PROBLEM TO SOLVE → Each line that holds the word "team" counts once; give the total number of such lines and nothing else.

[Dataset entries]
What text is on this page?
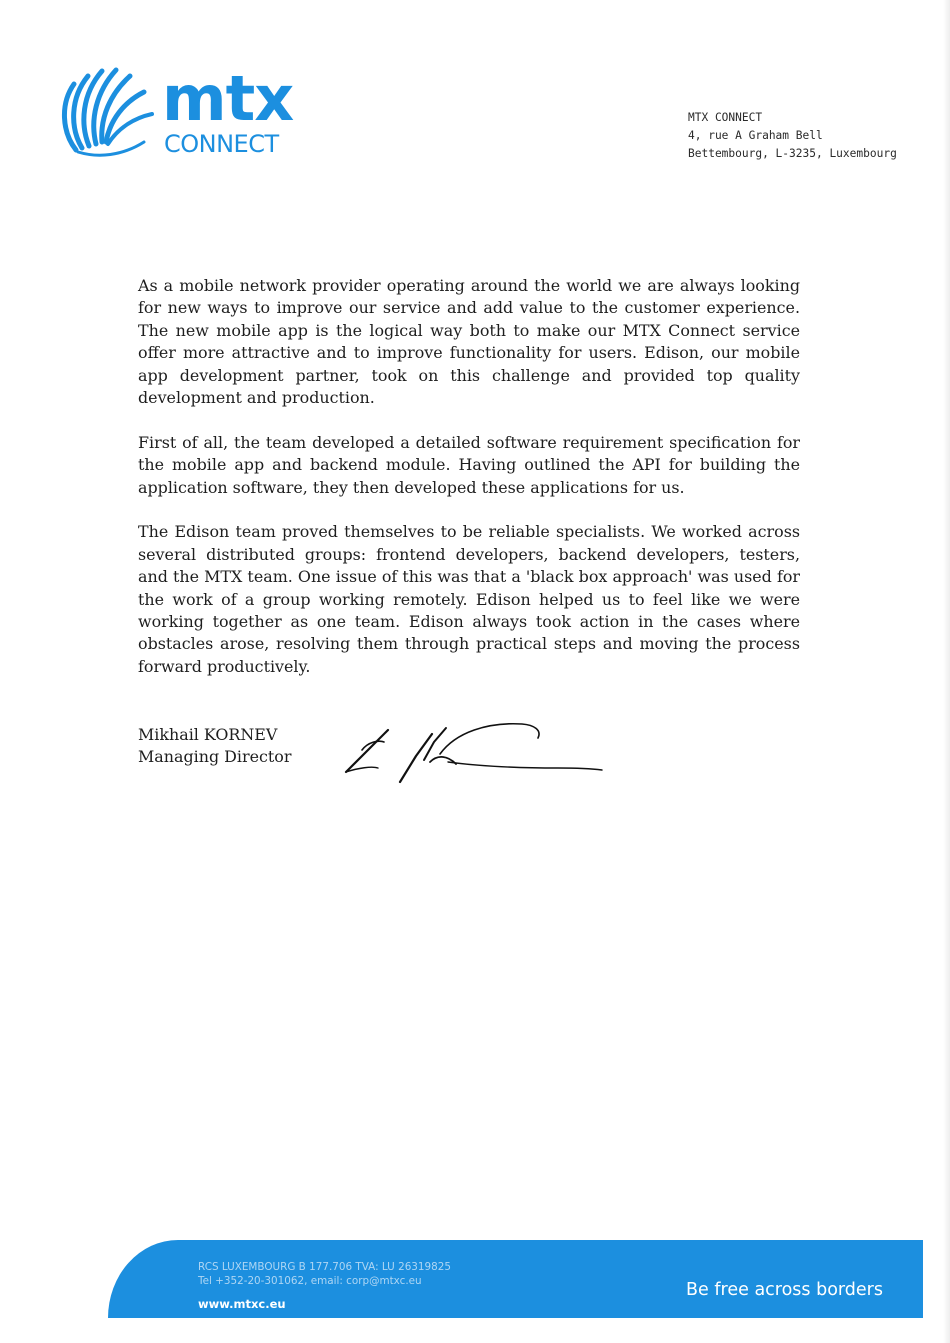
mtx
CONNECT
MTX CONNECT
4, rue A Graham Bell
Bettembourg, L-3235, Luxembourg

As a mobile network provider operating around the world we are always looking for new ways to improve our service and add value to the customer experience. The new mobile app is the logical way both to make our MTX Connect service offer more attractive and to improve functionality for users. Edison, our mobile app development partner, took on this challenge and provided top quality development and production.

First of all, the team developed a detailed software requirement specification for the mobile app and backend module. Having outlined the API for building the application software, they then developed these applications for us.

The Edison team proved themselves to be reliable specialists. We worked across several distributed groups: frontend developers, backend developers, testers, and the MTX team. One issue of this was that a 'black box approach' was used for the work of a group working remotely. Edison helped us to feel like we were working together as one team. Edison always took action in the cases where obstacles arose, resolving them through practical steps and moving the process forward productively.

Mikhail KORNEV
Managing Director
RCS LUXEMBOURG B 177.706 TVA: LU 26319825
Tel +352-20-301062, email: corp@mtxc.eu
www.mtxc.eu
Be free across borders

SOLUTION → 2